Find every line in the records that holds the string "label". Copy each one.

___ PROVIDED INFORMATION

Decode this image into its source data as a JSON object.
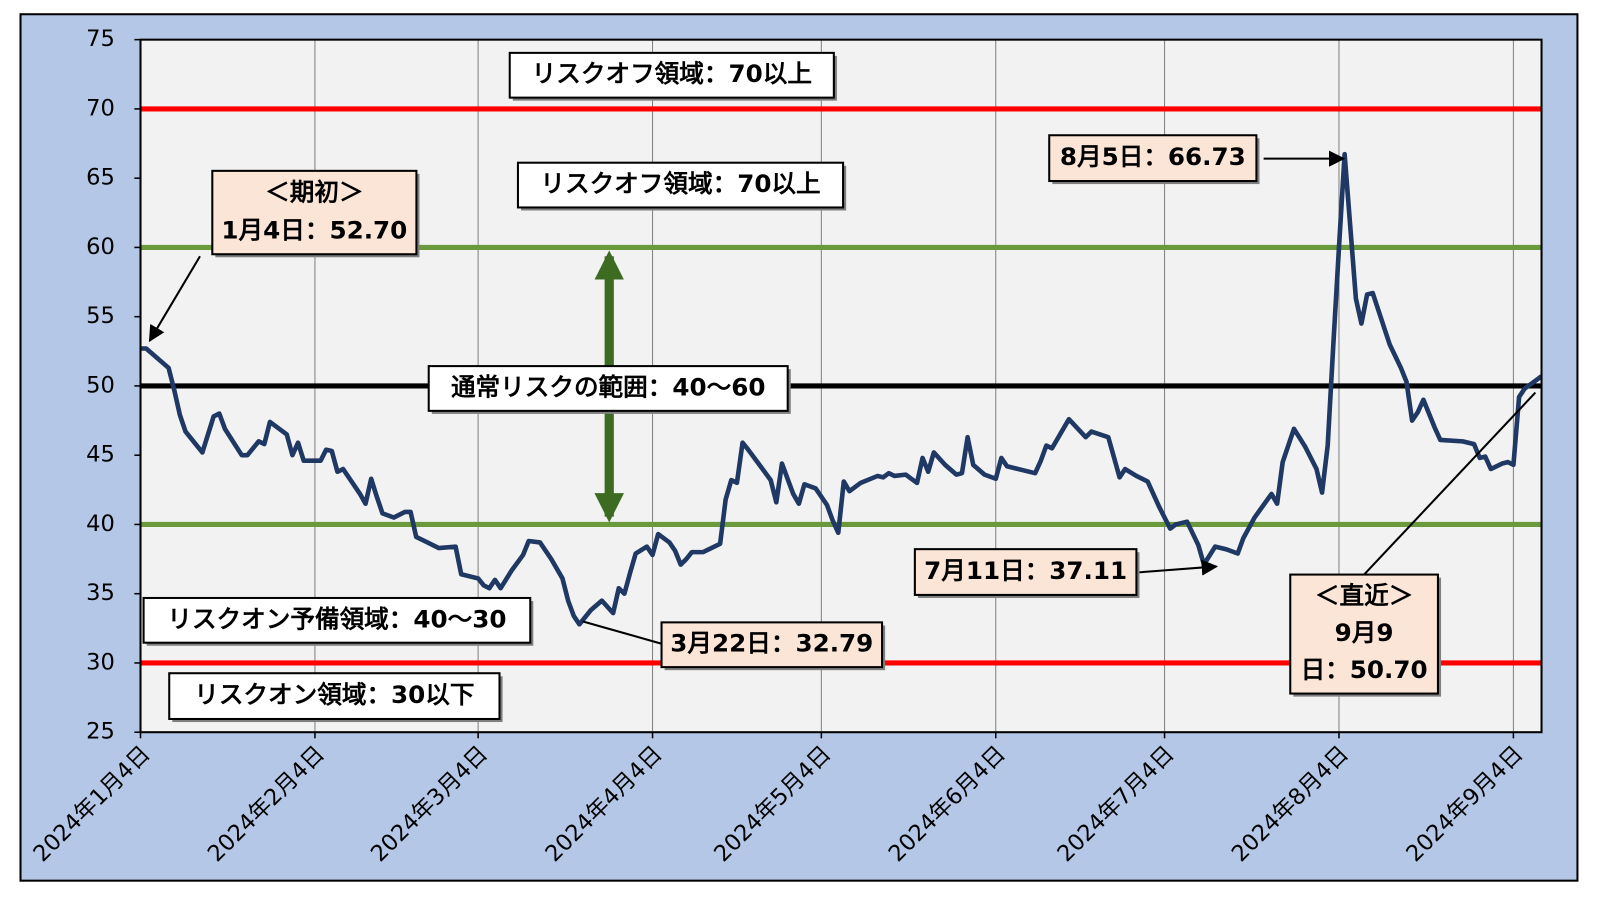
{
  "chart_data": {
    "type": "line",
    "x": [
      "2024-01-04",
      "2024-01-05",
      "2024-01-09",
      "2024-01-10",
      "2024-01-11",
      "2024-01-12",
      "2024-01-15",
      "2024-01-17",
      "2024-01-18",
      "2024-01-19",
      "2024-01-22",
      "2024-01-23",
      "2024-01-25",
      "2024-01-26",
      "2024-01-27",
      "2024-01-30",
      "2024-01-31",
      "2024-02-01",
      "2024-02-02",
      "2024-02-05",
      "2024-02-06",
      "2024-02-07",
      "2024-02-08",
      "2024-02-09",
      "2024-02-12",
      "2024-02-13",
      "2024-02-14",
      "2024-02-15",
      "2024-02-16",
      "2024-02-18",
      "2024-02-20",
      "2024-02-21",
      "2024-02-22",
      "2024-02-24",
      "2024-02-26",
      "2024-02-29",
      "2024-03-01",
      "2024-03-04",
      "2024-03-05",
      "2024-03-06",
      "2024-03-07",
      "2024-03-08",
      "2024-03-10",
      "2024-03-12",
      "2024-03-13",
      "2024-03-15",
      "2024-03-17",
      "2024-03-19",
      "2024-03-20",
      "2024-03-21",
      "2024-03-22",
      "2024-03-24",
      "2024-03-26",
      "2024-03-28",
      "2024-03-29",
      "2024-03-30",
      "2024-03-31",
      "2024-04-01",
      "2024-04-03",
      "2024-04-04",
      "2024-04-05",
      "2024-04-07",
      "2024-04-08",
      "2024-04-09",
      "2024-04-10",
      "2024-04-11",
      "2024-04-13",
      "2024-04-15",
      "2024-04-16",
      "2024-04-17",
      "2024-04-18",
      "2024-04-19",
      "2024-04-20",
      "2024-04-21",
      "2024-04-23",
      "2024-04-25",
      "2024-04-26",
      "2024-04-27",
      "2024-04-28",
      "2024-04-29",
      "2024-04-30",
      "2024-05-01",
      "2024-05-03",
      "2024-05-05",
      "2024-05-06",
      "2024-05-07",
      "2024-05-08",
      "2024-05-09",
      "2024-05-11",
      "2024-05-14",
      "2024-05-15",
      "2024-05-16",
      "2024-05-17",
      "2024-05-19",
      "2024-05-20",
      "2024-05-21",
      "2024-05-22",
      "2024-05-23",
      "2024-05-24",
      "2024-05-26",
      "2024-05-28",
      "2024-05-29",
      "2024-05-30",
      "2024-05-31",
      "2024-06-02",
      "2024-06-04",
      "2024-06-05",
      "2024-06-06",
      "2024-06-09",
      "2024-06-11",
      "2024-06-12",
      "2024-06-13",
      "2024-06-14",
      "2024-06-17",
      "2024-06-20",
      "2024-06-21",
      "2024-06-24",
      "2024-06-26",
      "2024-06-27",
      "2024-06-29",
      "2024-07-01",
      "2024-07-03",
      "2024-07-05",
      "2024-07-06",
      "2024-07-08",
      "2024-07-10",
      "2024-07-11",
      "2024-07-13",
      "2024-07-15",
      "2024-07-17",
      "2024-07-18",
      "2024-07-20",
      "2024-07-23",
      "2024-07-24",
      "2024-07-25",
      "2024-07-27",
      "2024-07-29",
      "2024-07-31",
      "2024-08-01",
      "2024-08-02",
      "2024-08-03",
      "2024-08-04",
      "2024-08-05",
      "2024-08-07",
      "2024-08-08",
      "2024-08-09",
      "2024-08-10",
      "2024-08-13",
      "2024-08-15",
      "2024-08-16",
      "2024-08-17",
      "2024-08-18",
      "2024-08-19",
      "2024-08-21",
      "2024-08-22",
      "2024-08-26",
      "2024-08-28",
      "2024-08-29",
      "2024-08-30",
      "2024-08-31",
      "2024-09-02",
      "2024-09-03",
      "2024-09-04",
      "2024-09-05",
      "2024-09-06",
      "2024-09-09"
    ],
    "series": [
      {
        "color": "#1f3864",
        "values": [
          52.7,
          52.7,
          51.3,
          49.7,
          47.9,
          46.7,
          45.2,
          47.8,
          48.0,
          46.9,
          45.0,
          45.0,
          46.0,
          45.8,
          47.4,
          46.5,
          45.0,
          45.9,
          44.6,
          44.6,
          45.4,
          45.3,
          43.8,
          44.0,
          42.2,
          41.5,
          43.3,
          42.0,
          40.8,
          40.5,
          40.9,
          40.9,
          39.1,
          38.7,
          38.3,
          38.4,
          36.4,
          36.1,
          35.6,
          35.4,
          36.0,
          35.4,
          36.7,
          37.8,
          38.8,
          38.7,
          37.5,
          36.1,
          34.5,
          33.4,
          32.79,
          33.8,
          34.5,
          33.6,
          35.4,
          35.0,
          36.5,
          37.9,
          38.4,
          37.8,
          39.3,
          38.7,
          38.1,
          37.1,
          37.5,
          38.0,
          38.0,
          38.4,
          38.6,
          41.8,
          43.2,
          43.0,
          45.9,
          45.4,
          44.3,
          43.2,
          41.6,
          44.4,
          43.3,
          42.2,
          41.5,
          42.9,
          42.6,
          41.4,
          40.3,
          39.4,
          43.1,
          42.4,
          43.0,
          43.5,
          43.4,
          43.7,
          43.5,
          43.6,
          43.3,
          43.0,
          44.8,
          43.8,
          45.2,
          44.3,
          43.6,
          43.7,
          46.3,
          44.3,
          43.6,
          43.3,
          44.8,
          44.2,
          43.9,
          43.7,
          44.6,
          45.7,
          45.5,
          47.6,
          46.3,
          46.7,
          46.3,
          43.4,
          44.0,
          43.5,
          43.1,
          41.3,
          39.7,
          40.0,
          40.2,
          38.5,
          37.11,
          38.4,
          38.2,
          37.9,
          39.0,
          40.5,
          42.2,
          41.5,
          44.5,
          46.9,
          45.6,
          44.0,
          42.3,
          45.7,
          53.0,
          60.0,
          66.73,
          56.3,
          54.5,
          56.6,
          56.7,
          53.0,
          51.3,
          50.3,
          47.5,
          48.1,
          49.0,
          47.0,
          46.1,
          46.0,
          45.8,
          44.8,
          44.9,
          44.0,
          44.4,
          44.5,
          44.3,
          49.2,
          49.8,
          50.7
        ]
      }
    ],
    "xlim": [
      "2024-01-04",
      "2024-09-09"
    ],
    "xticks": [
      {
        "value": "2024-01-04",
        "label": "2024年1月4日"
      },
      {
        "value": "2024-02-04",
        "label": "2024年2月4日"
      },
      {
        "value": "2024-03-04",
        "label": "2024年3月4日"
      },
      {
        "value": "2024-04-04",
        "label": "2024年4月4日"
      },
      {
        "value": "2024-05-04",
        "label": "2024年5月4日"
      },
      {
        "value": "2024-06-04",
        "label": "2024年6月4日"
      },
      {
        "value": "2024-07-04",
        "label": "2024年7月4日"
      },
      {
        "value": "2024-08-04",
        "label": "2024年8月4日"
      },
      {
        "value": "2024-09-04",
        "label": "2024年9月4日"
      }
    ],
    "ylim": [
      25,
      75
    ],
    "yticks": [
      25,
      30,
      35,
      40,
      45,
      50,
      55,
      60,
      65,
      70,
      75
    ],
    "grid": "x",
    "reference_lines": [
      {
        "value": 70,
        "color": "#ff0000"
      },
      {
        "value": 60,
        "color": "#6a9a3c"
      },
      {
        "value": 50,
        "color": "#000000"
      },
      {
        "value": 40,
        "color": "#6a9a3c"
      },
      {
        "value": 30,
        "color": "#ff0000"
      }
    ],
    "annotations": [
      {
        "lines": [
          "リスクオフ領域：70以上"
        ],
        "fill": "#ffffff"
      },
      {
        "lines": [
          "リスクオフ領域：70以上"
        ],
        "fill": "#ffffff"
      },
      {
        "lines": [
          "＜期初＞",
          "1月4日：52.70"
        ],
        "fill": "#fbe5d6"
      },
      {
        "lines": [
          "通常リスクの範囲：40～60"
        ],
        "fill": "#ffffff"
      },
      {
        "lines": [
          "8月5日：66.73"
        ],
        "fill": "#fbe5d6"
      },
      {
        "lines": [
          "7月11日：37.11"
        ],
        "fill": "#fbe5d6"
      },
      {
        "lines": [
          "3月22日：32.79"
        ],
        "fill": "#fbe5d6"
      },
      {
        "lines": [
          "＜直近＞",
          "9月9",
          "日：50.70"
        ],
        "fill": "#fbe5d6"
      },
      {
        "lines": [
          "リスクオン予備領域：40～30"
        ],
        "fill": "#ffffff"
      },
      {
        "lines": [
          "リスクオン領域：30以下"
        ],
        "fill": "#ffffff"
      }
    ]
  }
}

______

» REPLY:
        "label": "2024年1月4日"
        "label": "2024年2月4日"
        "label": "2024年3月4日"
        "label": "2024年4月4日"
        "label": "2024年5月4日"
        "label": "2024年6月4日"
        "label": "2024年7月4日"
        "label": "2024年8月4日"
        "label": "2024年9月4日"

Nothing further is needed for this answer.